Challenge.
Identify each line below that contains the word "saúde", and copy it out.

Records supplied.

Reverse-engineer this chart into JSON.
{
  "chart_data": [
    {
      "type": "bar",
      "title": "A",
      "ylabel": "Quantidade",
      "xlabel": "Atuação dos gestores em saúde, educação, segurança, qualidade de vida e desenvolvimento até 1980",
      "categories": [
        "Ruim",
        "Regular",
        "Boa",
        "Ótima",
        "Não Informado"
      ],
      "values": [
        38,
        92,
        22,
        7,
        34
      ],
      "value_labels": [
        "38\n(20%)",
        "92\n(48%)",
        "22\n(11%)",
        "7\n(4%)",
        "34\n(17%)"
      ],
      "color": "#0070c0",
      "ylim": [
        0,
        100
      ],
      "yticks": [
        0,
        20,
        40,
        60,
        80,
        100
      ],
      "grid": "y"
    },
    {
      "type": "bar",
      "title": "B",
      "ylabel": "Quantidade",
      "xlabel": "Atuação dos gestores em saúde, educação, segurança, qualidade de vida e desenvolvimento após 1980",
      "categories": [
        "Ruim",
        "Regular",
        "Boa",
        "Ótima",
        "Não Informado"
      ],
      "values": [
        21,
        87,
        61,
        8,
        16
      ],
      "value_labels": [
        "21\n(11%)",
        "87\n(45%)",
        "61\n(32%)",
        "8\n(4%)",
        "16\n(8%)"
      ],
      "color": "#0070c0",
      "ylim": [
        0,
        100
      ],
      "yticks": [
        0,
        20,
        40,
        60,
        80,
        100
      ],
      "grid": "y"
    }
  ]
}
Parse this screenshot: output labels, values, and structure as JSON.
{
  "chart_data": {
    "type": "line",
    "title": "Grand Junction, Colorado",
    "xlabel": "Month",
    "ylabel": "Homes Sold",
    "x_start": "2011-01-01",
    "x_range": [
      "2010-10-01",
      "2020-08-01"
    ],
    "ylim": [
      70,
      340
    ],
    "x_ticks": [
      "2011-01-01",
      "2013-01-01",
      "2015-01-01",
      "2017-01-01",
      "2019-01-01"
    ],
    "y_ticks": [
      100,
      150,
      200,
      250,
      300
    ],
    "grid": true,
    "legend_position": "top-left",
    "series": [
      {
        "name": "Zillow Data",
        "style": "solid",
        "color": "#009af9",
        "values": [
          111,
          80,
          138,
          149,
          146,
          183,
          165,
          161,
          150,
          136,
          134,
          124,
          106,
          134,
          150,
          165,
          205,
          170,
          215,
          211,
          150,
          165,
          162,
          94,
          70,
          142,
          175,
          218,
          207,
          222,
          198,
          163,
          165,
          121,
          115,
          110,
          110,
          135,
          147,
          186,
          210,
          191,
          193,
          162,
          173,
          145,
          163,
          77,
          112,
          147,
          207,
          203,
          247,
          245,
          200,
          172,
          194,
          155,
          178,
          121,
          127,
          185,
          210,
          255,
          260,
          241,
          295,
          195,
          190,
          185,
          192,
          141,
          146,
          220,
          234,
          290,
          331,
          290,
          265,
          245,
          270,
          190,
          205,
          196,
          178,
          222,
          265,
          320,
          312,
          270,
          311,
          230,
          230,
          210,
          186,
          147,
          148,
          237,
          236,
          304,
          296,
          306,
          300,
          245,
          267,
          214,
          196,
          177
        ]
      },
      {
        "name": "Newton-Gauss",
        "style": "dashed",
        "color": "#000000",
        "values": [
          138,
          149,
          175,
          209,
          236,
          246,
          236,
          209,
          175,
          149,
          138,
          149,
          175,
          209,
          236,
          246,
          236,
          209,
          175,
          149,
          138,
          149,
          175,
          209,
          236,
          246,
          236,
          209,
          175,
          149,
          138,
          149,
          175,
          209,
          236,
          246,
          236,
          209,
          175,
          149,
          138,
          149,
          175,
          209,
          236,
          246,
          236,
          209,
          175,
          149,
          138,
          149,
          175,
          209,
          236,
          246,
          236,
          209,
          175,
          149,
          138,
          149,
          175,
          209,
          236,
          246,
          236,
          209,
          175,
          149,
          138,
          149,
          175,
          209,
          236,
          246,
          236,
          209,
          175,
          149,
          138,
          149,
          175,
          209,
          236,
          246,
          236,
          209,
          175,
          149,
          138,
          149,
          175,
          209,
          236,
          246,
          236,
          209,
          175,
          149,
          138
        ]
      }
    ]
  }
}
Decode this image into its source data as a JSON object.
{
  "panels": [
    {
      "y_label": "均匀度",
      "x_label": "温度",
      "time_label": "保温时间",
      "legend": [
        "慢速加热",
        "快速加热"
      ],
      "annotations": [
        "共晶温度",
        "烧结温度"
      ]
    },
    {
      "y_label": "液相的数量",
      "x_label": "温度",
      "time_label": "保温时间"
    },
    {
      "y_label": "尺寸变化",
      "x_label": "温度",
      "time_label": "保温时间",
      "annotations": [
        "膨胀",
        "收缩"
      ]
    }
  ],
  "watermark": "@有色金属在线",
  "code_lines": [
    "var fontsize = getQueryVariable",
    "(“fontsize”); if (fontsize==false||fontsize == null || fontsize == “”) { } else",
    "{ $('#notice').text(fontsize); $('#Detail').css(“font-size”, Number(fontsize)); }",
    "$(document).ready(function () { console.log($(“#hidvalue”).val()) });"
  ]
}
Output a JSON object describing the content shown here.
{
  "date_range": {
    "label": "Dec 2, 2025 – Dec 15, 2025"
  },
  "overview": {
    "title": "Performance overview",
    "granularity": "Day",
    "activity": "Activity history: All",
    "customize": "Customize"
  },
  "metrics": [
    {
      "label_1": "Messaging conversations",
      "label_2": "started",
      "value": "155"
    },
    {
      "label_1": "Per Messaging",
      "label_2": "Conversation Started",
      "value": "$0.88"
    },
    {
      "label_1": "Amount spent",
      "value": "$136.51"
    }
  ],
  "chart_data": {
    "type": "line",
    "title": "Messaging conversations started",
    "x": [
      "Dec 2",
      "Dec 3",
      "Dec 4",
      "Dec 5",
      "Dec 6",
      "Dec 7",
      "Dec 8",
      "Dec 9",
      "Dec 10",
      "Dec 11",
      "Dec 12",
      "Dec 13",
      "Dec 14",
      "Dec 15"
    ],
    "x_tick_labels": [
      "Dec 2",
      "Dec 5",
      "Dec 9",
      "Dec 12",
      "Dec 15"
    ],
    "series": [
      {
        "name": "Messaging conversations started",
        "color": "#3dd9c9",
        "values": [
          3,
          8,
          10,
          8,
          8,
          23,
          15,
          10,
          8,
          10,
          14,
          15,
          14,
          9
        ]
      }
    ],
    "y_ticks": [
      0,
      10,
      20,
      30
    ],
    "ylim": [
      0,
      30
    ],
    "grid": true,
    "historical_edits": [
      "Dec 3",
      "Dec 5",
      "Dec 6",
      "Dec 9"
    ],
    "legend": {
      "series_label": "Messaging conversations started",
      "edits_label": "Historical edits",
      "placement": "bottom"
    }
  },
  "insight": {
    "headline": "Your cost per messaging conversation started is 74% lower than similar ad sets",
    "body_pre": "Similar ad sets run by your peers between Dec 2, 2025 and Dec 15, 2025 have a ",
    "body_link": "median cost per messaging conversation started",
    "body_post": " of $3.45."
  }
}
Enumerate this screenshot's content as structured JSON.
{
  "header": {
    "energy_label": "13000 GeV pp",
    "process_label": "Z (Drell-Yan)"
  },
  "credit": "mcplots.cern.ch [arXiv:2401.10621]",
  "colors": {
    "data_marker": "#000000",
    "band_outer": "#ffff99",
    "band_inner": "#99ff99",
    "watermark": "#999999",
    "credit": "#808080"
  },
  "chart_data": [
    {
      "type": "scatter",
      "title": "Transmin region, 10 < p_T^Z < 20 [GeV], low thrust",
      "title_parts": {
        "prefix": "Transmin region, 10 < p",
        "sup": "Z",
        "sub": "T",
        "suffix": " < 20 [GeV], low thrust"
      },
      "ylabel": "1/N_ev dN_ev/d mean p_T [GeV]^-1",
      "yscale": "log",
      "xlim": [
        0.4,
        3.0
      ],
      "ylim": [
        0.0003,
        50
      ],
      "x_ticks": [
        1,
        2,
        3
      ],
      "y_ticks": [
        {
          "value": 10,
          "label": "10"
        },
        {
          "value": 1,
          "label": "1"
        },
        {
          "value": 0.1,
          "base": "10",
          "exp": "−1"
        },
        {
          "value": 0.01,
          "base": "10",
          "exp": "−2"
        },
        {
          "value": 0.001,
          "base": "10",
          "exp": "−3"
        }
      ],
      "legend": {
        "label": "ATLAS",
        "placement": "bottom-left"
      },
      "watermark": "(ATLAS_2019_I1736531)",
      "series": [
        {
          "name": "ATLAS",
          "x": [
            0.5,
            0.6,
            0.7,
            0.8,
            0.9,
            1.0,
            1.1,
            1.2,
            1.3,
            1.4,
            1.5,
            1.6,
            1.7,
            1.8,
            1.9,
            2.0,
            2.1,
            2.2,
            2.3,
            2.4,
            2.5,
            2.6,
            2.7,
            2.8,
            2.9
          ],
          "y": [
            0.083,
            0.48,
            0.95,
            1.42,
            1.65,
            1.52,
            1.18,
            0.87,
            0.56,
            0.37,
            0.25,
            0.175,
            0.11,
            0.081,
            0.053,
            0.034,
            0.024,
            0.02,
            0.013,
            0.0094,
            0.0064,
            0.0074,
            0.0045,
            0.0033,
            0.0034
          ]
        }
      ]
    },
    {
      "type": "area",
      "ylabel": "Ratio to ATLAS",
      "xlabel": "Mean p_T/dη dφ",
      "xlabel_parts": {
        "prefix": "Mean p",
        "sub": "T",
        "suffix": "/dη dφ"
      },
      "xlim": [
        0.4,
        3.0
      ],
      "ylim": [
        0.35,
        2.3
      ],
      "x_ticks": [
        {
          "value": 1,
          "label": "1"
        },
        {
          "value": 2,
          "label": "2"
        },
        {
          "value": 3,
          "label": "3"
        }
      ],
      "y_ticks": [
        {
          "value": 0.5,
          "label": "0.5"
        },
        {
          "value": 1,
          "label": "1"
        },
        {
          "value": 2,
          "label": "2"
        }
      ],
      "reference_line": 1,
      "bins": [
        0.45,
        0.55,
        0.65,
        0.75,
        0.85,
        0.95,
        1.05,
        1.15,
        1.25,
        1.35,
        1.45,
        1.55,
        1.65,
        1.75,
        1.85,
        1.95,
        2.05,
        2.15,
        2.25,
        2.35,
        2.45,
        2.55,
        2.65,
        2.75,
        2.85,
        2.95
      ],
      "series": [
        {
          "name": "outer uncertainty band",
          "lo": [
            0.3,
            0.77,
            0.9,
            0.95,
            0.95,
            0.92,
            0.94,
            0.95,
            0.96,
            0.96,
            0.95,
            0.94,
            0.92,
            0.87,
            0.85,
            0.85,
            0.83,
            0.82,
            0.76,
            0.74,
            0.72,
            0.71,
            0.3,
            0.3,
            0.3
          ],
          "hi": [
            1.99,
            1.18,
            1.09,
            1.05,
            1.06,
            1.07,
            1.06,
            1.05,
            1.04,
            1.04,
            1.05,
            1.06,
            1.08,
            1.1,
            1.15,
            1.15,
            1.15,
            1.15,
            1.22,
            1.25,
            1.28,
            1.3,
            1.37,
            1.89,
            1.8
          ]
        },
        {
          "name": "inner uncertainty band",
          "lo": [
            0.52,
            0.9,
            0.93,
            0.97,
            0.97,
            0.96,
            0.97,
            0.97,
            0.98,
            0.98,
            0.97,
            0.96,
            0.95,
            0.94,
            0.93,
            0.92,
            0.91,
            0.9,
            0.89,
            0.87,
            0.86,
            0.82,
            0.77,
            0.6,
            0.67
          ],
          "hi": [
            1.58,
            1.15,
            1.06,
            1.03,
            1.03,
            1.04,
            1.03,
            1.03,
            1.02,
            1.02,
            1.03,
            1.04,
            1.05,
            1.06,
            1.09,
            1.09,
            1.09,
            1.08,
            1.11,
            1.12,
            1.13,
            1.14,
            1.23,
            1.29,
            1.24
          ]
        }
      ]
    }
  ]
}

Task answer.
      "xlabel": "Atuação dos gestores em saúde, educação, segurança, qualidade de vida e desenvolvimento até 1980",
      "xlabel": "Atuação dos gestores em saúde, educação, segurança, qualidade de vida e desenvolvimento após 1980",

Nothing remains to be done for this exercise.